> **Exercise objective**:
What lines of the data hold the string "account"? Pull each one out.

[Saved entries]
= = = =
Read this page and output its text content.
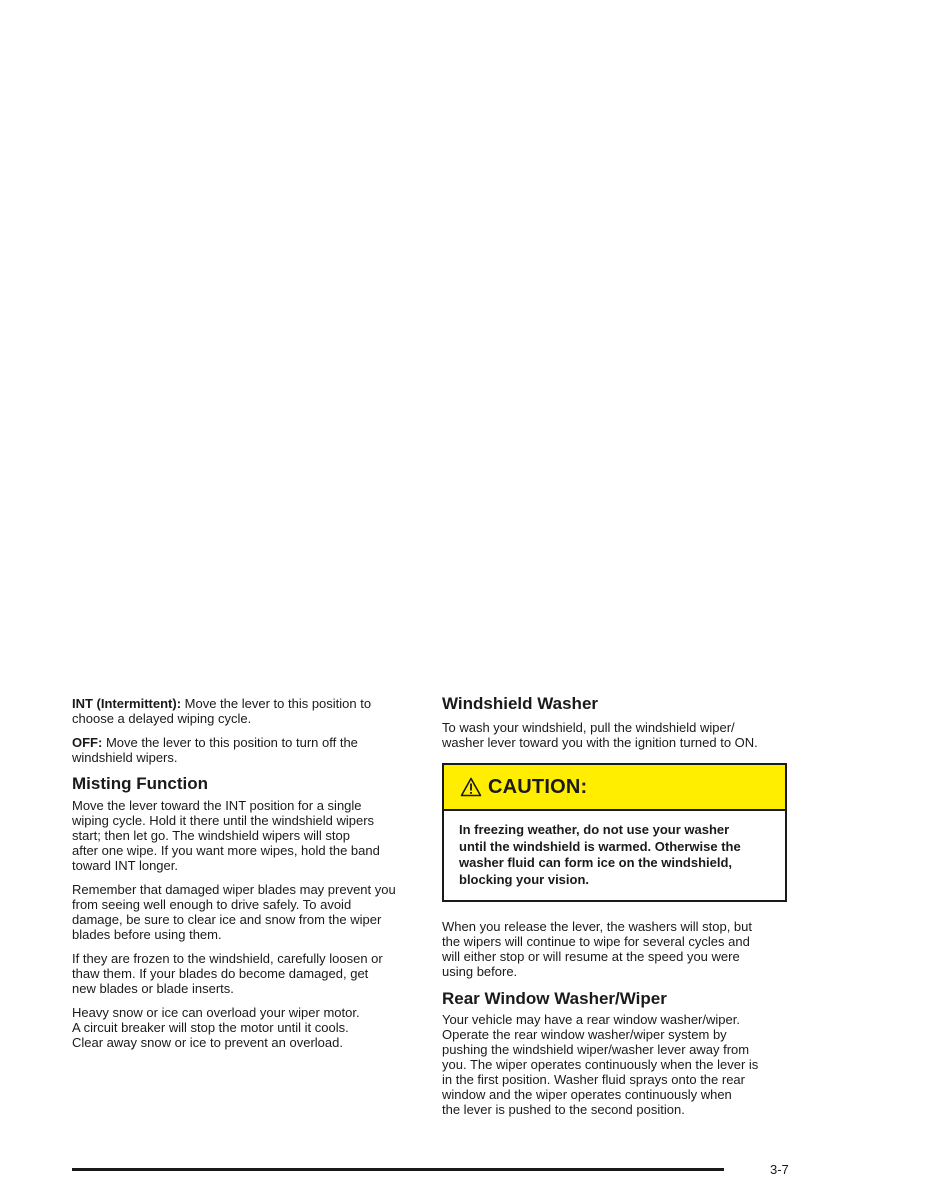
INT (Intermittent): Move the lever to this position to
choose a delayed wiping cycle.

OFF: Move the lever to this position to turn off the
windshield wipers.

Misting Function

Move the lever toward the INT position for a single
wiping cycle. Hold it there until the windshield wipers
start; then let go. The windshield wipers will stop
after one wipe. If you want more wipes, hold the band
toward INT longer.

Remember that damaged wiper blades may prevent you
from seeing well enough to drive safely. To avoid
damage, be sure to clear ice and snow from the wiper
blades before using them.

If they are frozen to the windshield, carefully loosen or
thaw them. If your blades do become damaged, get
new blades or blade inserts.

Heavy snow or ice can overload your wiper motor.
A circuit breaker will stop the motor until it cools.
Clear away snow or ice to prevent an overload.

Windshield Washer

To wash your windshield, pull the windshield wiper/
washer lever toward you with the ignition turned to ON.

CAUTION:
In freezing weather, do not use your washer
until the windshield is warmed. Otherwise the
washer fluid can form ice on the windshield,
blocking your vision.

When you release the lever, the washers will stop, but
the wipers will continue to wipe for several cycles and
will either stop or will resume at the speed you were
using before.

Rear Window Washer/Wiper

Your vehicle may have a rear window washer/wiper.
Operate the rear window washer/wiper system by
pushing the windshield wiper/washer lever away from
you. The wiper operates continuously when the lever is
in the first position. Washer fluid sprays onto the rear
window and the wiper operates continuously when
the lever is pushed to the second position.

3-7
= = = =
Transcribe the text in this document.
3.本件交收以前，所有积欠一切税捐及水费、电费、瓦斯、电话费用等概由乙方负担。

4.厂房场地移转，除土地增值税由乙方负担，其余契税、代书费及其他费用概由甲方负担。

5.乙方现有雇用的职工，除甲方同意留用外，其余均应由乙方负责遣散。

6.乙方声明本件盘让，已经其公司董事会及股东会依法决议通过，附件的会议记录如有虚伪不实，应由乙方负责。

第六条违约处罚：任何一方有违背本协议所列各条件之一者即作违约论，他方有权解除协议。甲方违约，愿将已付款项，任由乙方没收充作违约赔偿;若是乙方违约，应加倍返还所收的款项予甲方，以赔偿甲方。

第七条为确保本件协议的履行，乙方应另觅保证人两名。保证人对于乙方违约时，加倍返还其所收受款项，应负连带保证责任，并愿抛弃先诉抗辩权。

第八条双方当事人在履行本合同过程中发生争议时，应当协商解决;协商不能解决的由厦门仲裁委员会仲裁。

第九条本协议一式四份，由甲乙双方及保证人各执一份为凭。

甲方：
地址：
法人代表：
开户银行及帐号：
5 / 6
= = = =
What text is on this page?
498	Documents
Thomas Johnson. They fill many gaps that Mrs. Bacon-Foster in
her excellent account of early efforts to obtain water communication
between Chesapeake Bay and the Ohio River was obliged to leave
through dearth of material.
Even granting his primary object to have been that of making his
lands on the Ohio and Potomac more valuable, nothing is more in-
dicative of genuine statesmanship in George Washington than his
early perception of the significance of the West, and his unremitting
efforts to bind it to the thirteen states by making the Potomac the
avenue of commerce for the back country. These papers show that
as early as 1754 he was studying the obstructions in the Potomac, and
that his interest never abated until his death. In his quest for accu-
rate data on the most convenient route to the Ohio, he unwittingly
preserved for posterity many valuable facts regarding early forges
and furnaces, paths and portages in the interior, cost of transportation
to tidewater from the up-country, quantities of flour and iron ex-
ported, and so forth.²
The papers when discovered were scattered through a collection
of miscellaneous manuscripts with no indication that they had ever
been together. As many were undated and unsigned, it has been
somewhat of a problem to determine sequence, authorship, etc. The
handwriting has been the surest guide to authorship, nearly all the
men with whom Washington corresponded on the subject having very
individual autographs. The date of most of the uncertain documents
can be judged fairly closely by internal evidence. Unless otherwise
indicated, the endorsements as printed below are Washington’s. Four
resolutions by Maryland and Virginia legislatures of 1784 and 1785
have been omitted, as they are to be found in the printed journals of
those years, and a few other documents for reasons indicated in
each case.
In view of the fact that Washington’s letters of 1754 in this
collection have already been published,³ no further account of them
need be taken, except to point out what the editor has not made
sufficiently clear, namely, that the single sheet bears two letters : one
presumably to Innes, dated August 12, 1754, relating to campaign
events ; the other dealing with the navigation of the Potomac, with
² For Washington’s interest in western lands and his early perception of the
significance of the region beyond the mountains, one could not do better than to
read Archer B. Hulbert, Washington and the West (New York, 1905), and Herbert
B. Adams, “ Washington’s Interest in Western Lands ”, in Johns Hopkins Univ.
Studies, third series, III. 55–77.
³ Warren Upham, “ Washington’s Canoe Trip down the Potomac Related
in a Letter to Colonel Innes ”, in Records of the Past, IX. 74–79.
= = = =
> **Correct output**:
her excellent account of early efforts to obtain water communication
collection have already been published,³ no further account of them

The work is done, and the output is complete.